# PROMPT:
Give back each entry unchanged, minus pictures.

# DATA TO USE:
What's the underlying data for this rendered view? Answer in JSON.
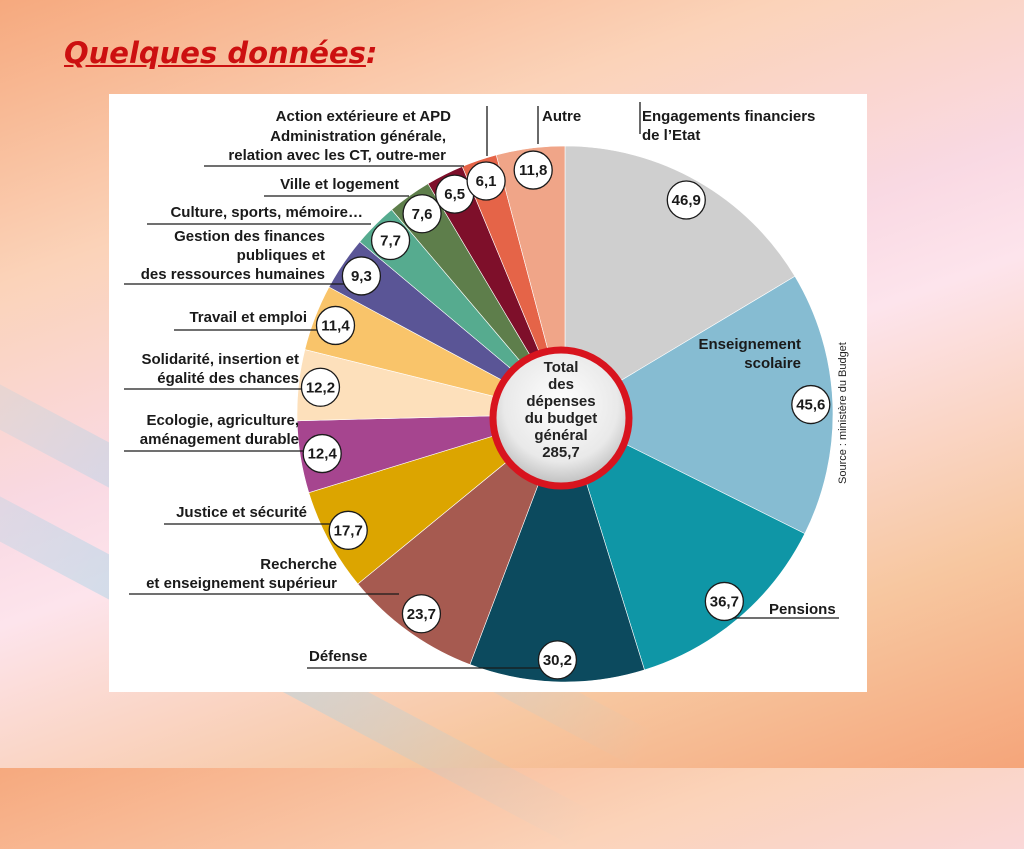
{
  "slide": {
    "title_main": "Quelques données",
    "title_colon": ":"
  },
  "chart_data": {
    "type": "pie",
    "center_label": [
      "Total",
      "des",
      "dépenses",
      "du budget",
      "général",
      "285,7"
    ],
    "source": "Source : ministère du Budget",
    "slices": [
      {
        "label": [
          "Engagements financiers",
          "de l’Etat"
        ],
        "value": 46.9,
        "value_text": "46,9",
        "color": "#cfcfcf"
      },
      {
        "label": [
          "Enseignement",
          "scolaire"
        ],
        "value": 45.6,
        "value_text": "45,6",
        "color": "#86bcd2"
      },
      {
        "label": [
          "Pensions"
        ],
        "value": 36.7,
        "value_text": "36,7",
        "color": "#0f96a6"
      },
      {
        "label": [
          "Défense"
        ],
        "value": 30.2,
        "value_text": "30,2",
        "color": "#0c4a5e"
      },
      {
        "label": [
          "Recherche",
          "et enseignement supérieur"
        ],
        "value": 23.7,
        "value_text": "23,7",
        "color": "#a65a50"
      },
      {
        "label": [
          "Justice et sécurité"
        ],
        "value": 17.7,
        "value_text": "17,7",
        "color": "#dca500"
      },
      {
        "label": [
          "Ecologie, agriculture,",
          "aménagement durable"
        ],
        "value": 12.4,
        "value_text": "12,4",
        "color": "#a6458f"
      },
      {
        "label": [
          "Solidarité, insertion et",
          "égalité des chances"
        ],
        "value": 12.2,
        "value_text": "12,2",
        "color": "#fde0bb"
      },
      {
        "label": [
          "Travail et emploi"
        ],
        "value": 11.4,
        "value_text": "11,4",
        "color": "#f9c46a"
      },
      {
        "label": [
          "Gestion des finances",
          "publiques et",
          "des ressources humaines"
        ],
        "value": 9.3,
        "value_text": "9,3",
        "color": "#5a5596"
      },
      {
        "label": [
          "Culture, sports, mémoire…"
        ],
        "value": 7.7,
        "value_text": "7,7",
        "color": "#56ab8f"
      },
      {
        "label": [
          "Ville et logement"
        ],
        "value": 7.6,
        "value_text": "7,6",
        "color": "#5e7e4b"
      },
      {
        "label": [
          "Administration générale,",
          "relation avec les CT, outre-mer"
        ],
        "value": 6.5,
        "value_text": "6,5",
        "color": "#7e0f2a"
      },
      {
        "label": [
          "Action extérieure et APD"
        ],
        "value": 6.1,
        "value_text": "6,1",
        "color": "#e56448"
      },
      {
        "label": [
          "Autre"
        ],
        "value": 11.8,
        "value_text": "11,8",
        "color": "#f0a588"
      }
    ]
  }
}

# EXERCISE RESULT:
What's the underlying data for this rendered view? Answer in JSON.
{
  "slide": {
    "title_main": "Quelques données",
    "title_colon": ":"
  },
  "chart_data": {
    "type": "pie",
    "center_label": [
      "Total",
      "des",
      "dépenses",
      "du budget",
      "général",
      "285,7"
    ],
    "source": "Source : ministère du Budget",
    "slices": [
      {
        "label": [
          "Engagements financiers",
          "de l’Etat"
        ],
        "value": 46.9,
        "value_text": "46,9",
        "color": "#cfcfcf"
      },
      {
        "label": [
          "Enseignement",
          "scolaire"
        ],
        "value": 45.6,
        "value_text": "45,6",
        "color": "#86bcd2"
      },
      {
        "label": [
          "Pensions"
        ],
        "value": 36.7,
        "value_text": "36,7",
        "color": "#0f96a6"
      },
      {
        "label": [
          "Défense"
        ],
        "value": 30.2,
        "value_text": "30,2",
        "color": "#0c4a5e"
      },
      {
        "label": [
          "Recherche",
          "et enseignement supérieur"
        ],
        "value": 23.7,
        "value_text": "23,7",
        "color": "#a65a50"
      },
      {
        "label": [
          "Justice et sécurité"
        ],
        "value": 17.7,
        "value_text": "17,7",
        "color": "#dca500"
      },
      {
        "label": [
          "Ecologie, agriculture,",
          "aménagement durable"
        ],
        "value": 12.4,
        "value_text": "12,4",
        "color": "#a6458f"
      },
      {
        "label": [
          "Solidarité, insertion et",
          "égalité des chances"
        ],
        "value": 12.2,
        "value_text": "12,2",
        "color": "#fde0bb"
      },
      {
        "label": [
          "Travail et emploi"
        ],
        "value": 11.4,
        "value_text": "11,4",
        "color": "#f9c46a"
      },
      {
        "label": [
          "Gestion des finances",
          "publiques et",
          "des ressources humaines"
        ],
        "value": 9.3,
        "value_text": "9,3",
        "color": "#5a5596"
      },
      {
        "label": [
          "Culture, sports, mémoire…"
        ],
        "value": 7.7,
        "value_text": "7,7",
        "color": "#56ab8f"
      },
      {
        "label": [
          "Ville et logement"
        ],
        "value": 7.6,
        "value_text": "7,6",
        "color": "#5e7e4b"
      },
      {
        "label": [
          "Administration générale,",
          "relation avec les CT, outre-mer"
        ],
        "value": 6.5,
        "value_text": "6,5",
        "color": "#7e0f2a"
      },
      {
        "label": [
          "Action extérieure et APD"
        ],
        "value": 6.1,
        "value_text": "6,1",
        "color": "#e56448"
      },
      {
        "label": [
          "Autre"
        ],
        "value": 11.8,
        "value_text": "11,8",
        "color": "#f0a588"
      }
    ]
  }
}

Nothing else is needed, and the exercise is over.